## Instructions for the task
Copy every line of the material below word for word, omitting the picture.

## The records
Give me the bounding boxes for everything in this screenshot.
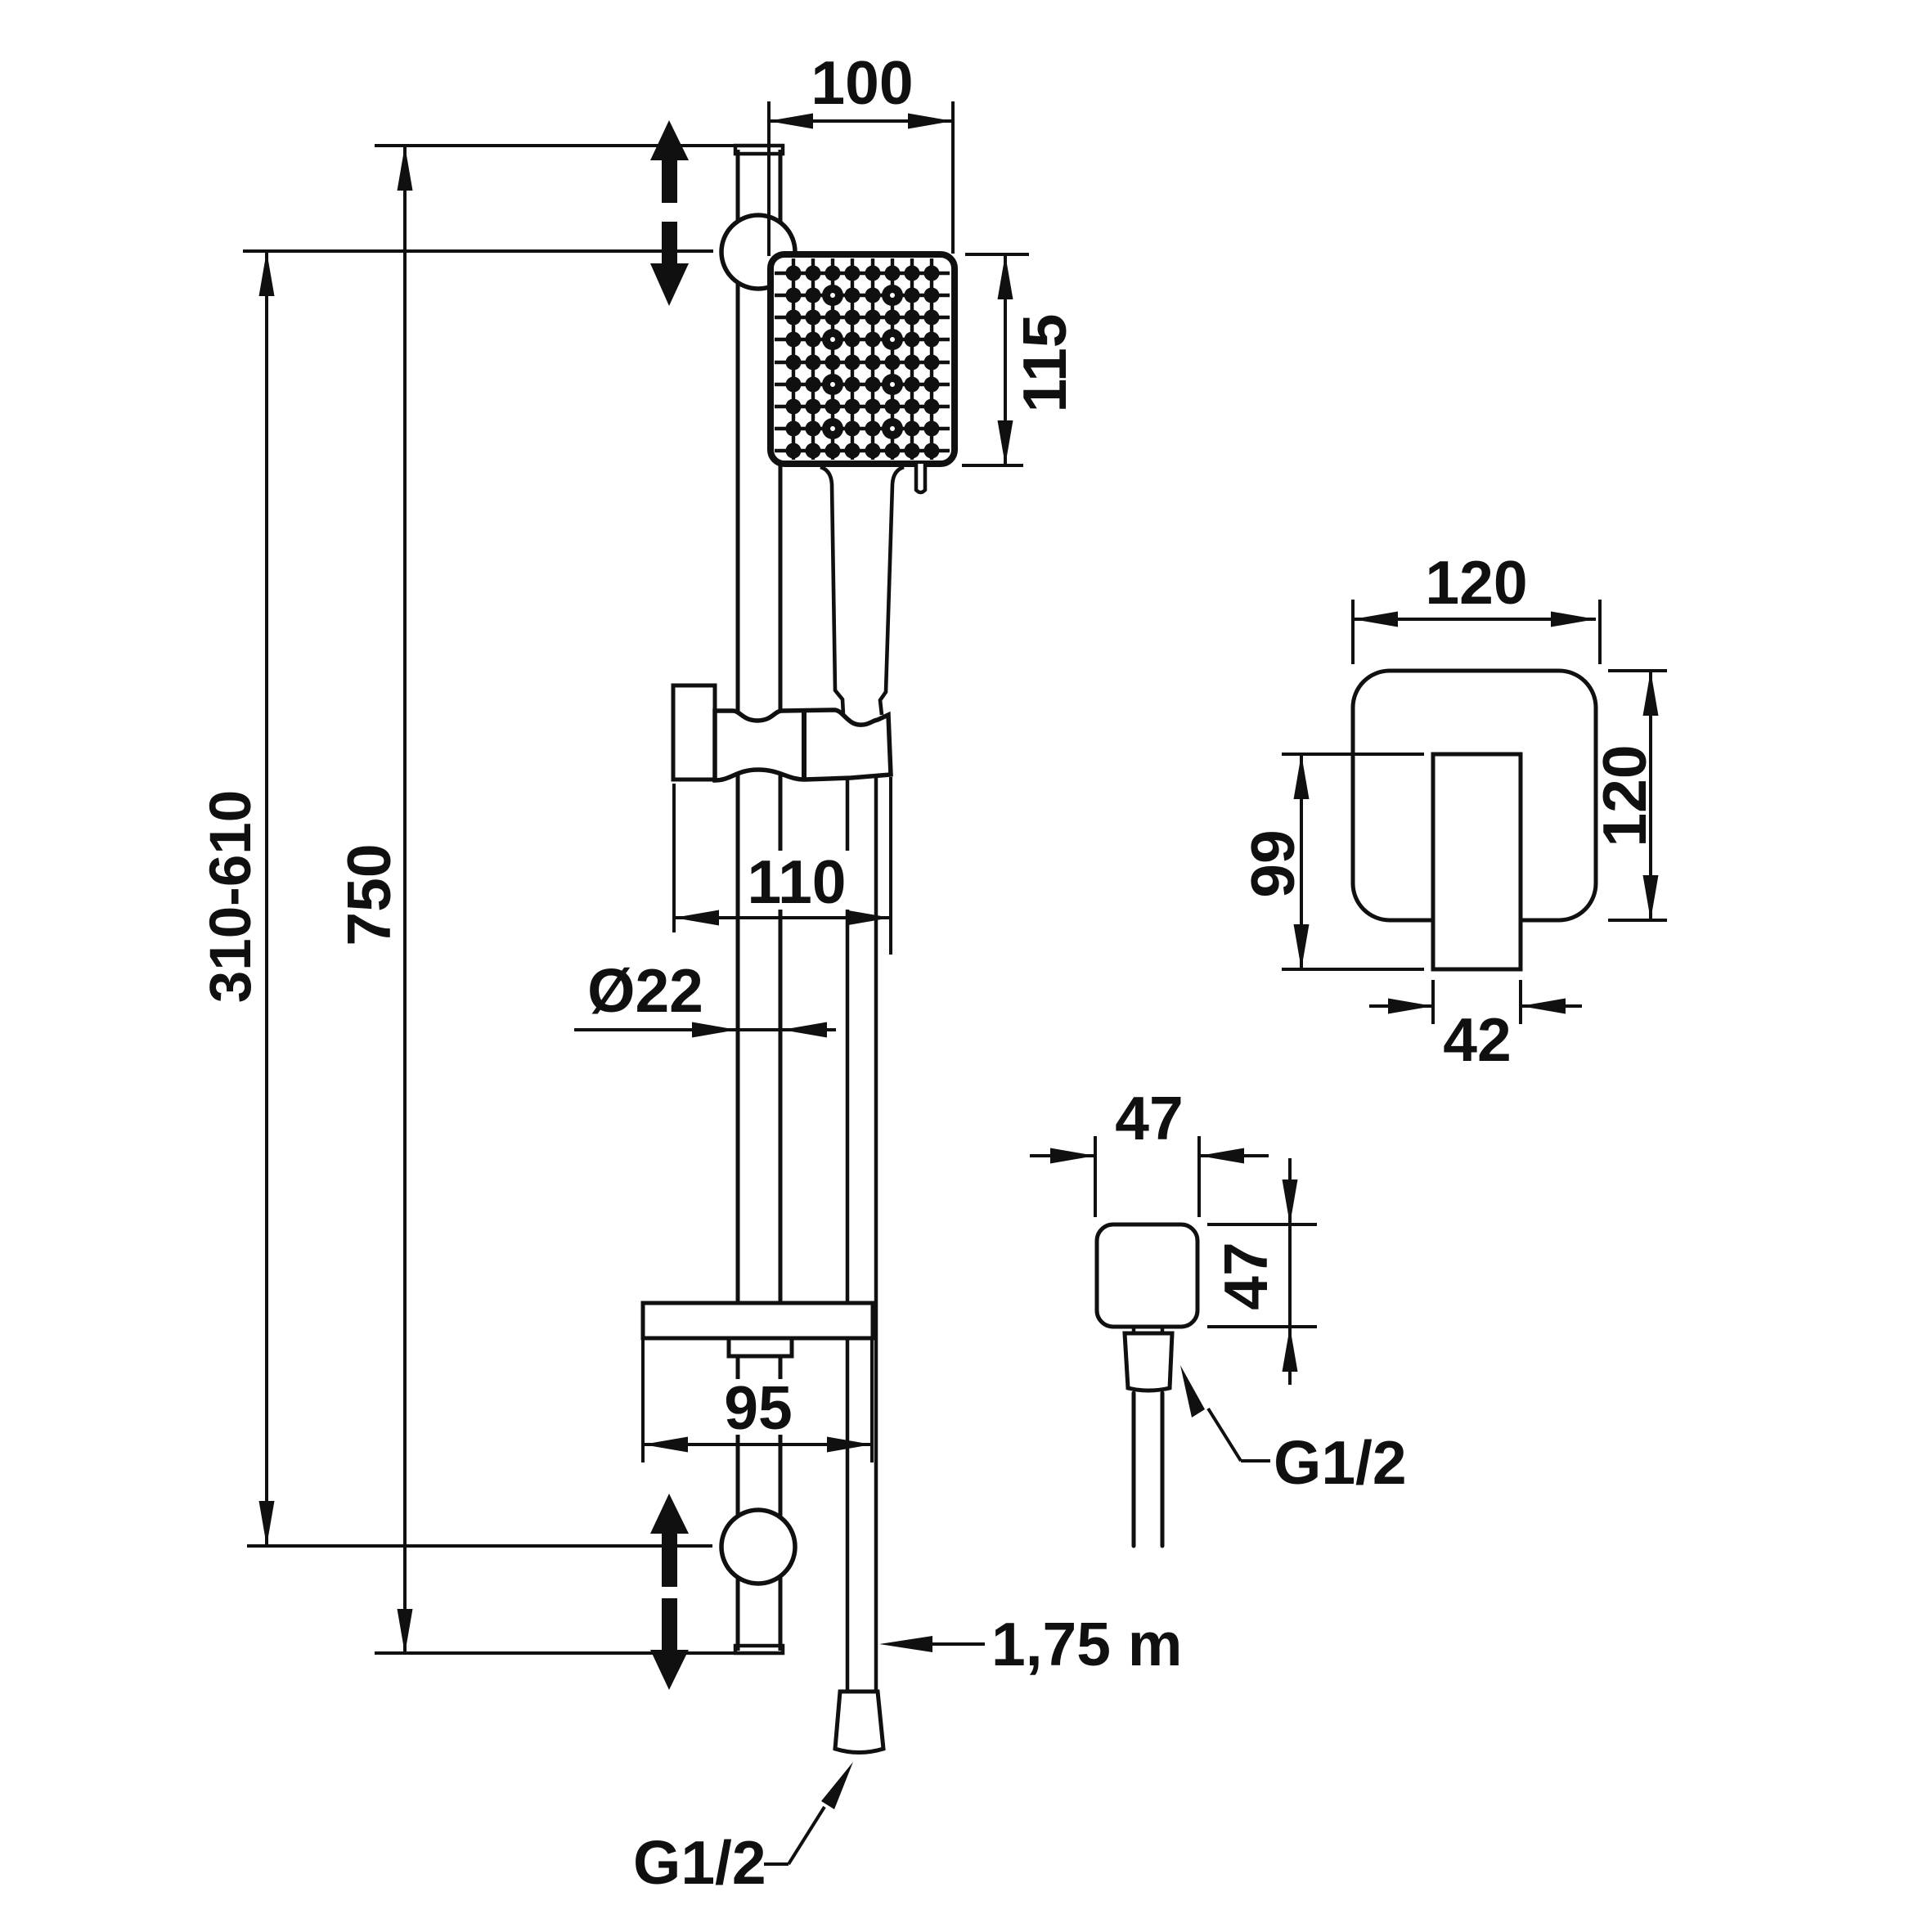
soap dish bar (643, 1303, 873, 1338)
adjustability arrow down (bottom) (650, 1598, 689, 1690)
label 1,75 m with arrow (931, 1642, 985, 1646)
rail top end cap (735, 146, 783, 154)
svg-text:95: 95 (724, 1373, 792, 1442)
dimension 99 (1282, 753, 1424, 756)
svg-text:G1/2: G1/2 (1274, 1428, 1407, 1497)
svg-text:100: 100 (811, 48, 913, 117)
adjustability arrow up (top) (650, 120, 689, 203)
dimension 310-610 (265, 251, 268, 1546)
dimension 47 (right) (1207, 1223, 1317, 1226)
wall outlet plate (1353, 671, 1596, 920)
dimension 42 (1431, 980, 1435, 1024)
top wall bracket (circle) (721, 215, 795, 289)
hose stub (1132, 1393, 1136, 1546)
conical hose nut (1125, 1333, 1172, 1391)
bottom wall bracket (circle) (721, 1510, 795, 1584)
soap dish under-lip (729, 1338, 792, 1356)
leader line at rail bottom (375, 1651, 735, 1655)
svg-text:Ø22: Ø22 (587, 956, 703, 1025)
dimension 750 (403, 146, 407, 1654)
shower head nozzle dots (786, 266, 802, 281)
slider holder divider line (802, 711, 806, 779)
leader line at bottom bracket center (247, 1544, 712, 1548)
shower hose (main view) (846, 777, 850, 1692)
svg-text:120: 120 (1425, 548, 1527, 617)
wall rail (vertical slide bar) (736, 150, 740, 1651)
dimension 115 (965, 253, 1029, 256)
svg-text:47: 47 (1211, 1242, 1280, 1310)
svg-text:G1/2: G1/2 (633, 1828, 766, 1897)
hand shower handle (820, 467, 843, 715)
dimension Ø22 (574, 1028, 836, 1031)
slider holder body (715, 710, 891, 780)
svg-text:310-610: 310-610 (199, 790, 263, 1004)
shower head face grid (792, 258, 795, 460)
svg-text:1,75 m: 1,75 m (991, 1610, 1183, 1678)
wall outlet spout (1433, 754, 1521, 969)
shower head plate (771, 254, 955, 464)
dimension 120 (top) (1351, 600, 1355, 664)
hose end cone (835, 1692, 883, 1753)
svg-text:120: 120 (1590, 744, 1659, 847)
svg-text:110: 110 (748, 847, 847, 916)
hand shower square (top view) (1097, 1224, 1197, 1327)
adjustability arrow up (bottom) (650, 1494, 689, 1587)
svg-text:99: 99 (1238, 829, 1307, 897)
dimension 120 (right) (1608, 669, 1667, 672)
connector neck (1132, 1325, 1136, 1333)
svg-text:750: 750 (335, 843, 403, 946)
dimension 110 (672, 784, 676, 932)
leader line at rail top (375, 144, 735, 147)
rail bottom end cap (735, 1646, 783, 1653)
dimension 100 (767, 101, 771, 256)
slider holder left block (673, 685, 715, 780)
svg-text:115: 115 (1010, 314, 1079, 413)
dimension 95 (641, 1338, 645, 1462)
adjustability arrow down (top) (650, 222, 689, 306)
svg-text:42: 42 (1443, 1005, 1511, 1074)
mode switch pin (916, 464, 925, 492)
svg-text:47: 47 (1115, 1084, 1183, 1152)
dimension 47 (top) (1094, 1136, 1097, 1217)
leader line at top bracket center (243, 249, 713, 253)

## Completed task
Give me the bounding boxes for everything in this screenshot.
soap dish bar (643, 1303, 873, 1338)
adjustability arrow down (bottom) (650, 1598, 689, 1690)
label 1,75 m with arrow (931, 1642, 985, 1646)
rail top end cap (735, 146, 783, 154)
svg-text:95: 95 (724, 1373, 792, 1442)
dimension 99 (1282, 753, 1424, 756)
svg-text:G1/2: G1/2 (1274, 1428, 1407, 1497)
svg-text:100: 100 (811, 48, 913, 117)
adjustability arrow up (top) (650, 120, 689, 203)
dimension 310-610 (265, 251, 268, 1546)
dimension 47 (right) (1207, 1223, 1317, 1226)
wall outlet plate (1353, 671, 1596, 920)
dimension 42 (1431, 980, 1435, 1024)
top wall bracket (circle) (721, 215, 795, 289)
hose stub (1132, 1393, 1136, 1546)
conical hose nut (1125, 1333, 1172, 1391)
bottom wall bracket (circle) (721, 1510, 795, 1584)
soap dish under-lip (729, 1338, 792, 1356)
leader line at rail bottom (375, 1651, 735, 1655)
svg-text:Ø22: Ø22 (587, 956, 703, 1025)
dimension 750 (403, 146, 407, 1654)
shower head nozzle dots (786, 266, 802, 281)
slider holder divider line (802, 711, 806, 779)
leader line at bottom bracket center (247, 1544, 712, 1548)
shower hose (main view) (846, 777, 850, 1692)
svg-text:120: 120 (1425, 548, 1527, 617)
wall rail (vertical slide bar) (736, 150, 740, 1651)
dimension 115 (965, 253, 1029, 256)
svg-text:47: 47 (1211, 1242, 1280, 1310)
svg-text:G1/2: G1/2 (633, 1828, 766, 1897)
hand shower handle (820, 467, 843, 715)
dimension Ø22 (574, 1028, 836, 1031)
slider holder body (715, 710, 891, 780)
svg-text:310-610: 310-610 (199, 790, 263, 1004)
shower head face grid (792, 258, 795, 460)
svg-text:1,75 m: 1,75 m (991, 1610, 1183, 1678)
wall outlet spout (1433, 754, 1521, 969)
shower head plate (771, 254, 955, 464)
dimension 120 (top) (1351, 600, 1355, 664)
hose end cone (835, 1692, 883, 1753)
svg-text:120: 120 (1590, 744, 1659, 847)
svg-text:110: 110 (748, 847, 847, 916)
hand shower square (top view) (1097, 1224, 1197, 1327)
adjustability arrow up (bottom) (650, 1494, 689, 1587)
svg-text:99: 99 (1238, 829, 1307, 897)
dimension 120 (right) (1608, 669, 1667, 672)
connector neck (1132, 1325, 1136, 1333)
svg-text:750: 750 (335, 843, 403, 946)
dimension 110 (672, 784, 676, 932)
leader line at rail top (375, 144, 735, 147)
rail bottom end cap (735, 1646, 783, 1653)
dimension 100 (767, 101, 771, 256)
slider holder left block (673, 685, 715, 780)
svg-text:115: 115 (1010, 314, 1079, 413)
dimension 95 (641, 1338, 645, 1462)
adjustability arrow down (top) (650, 222, 689, 306)
svg-text:42: 42 (1443, 1005, 1511, 1074)
mode switch pin (916, 464, 925, 492)
svg-text:47: 47 (1115, 1084, 1183, 1152)
dimension 47 (top) (1094, 1136, 1097, 1217)
leader line at top bracket center (243, 249, 713, 253)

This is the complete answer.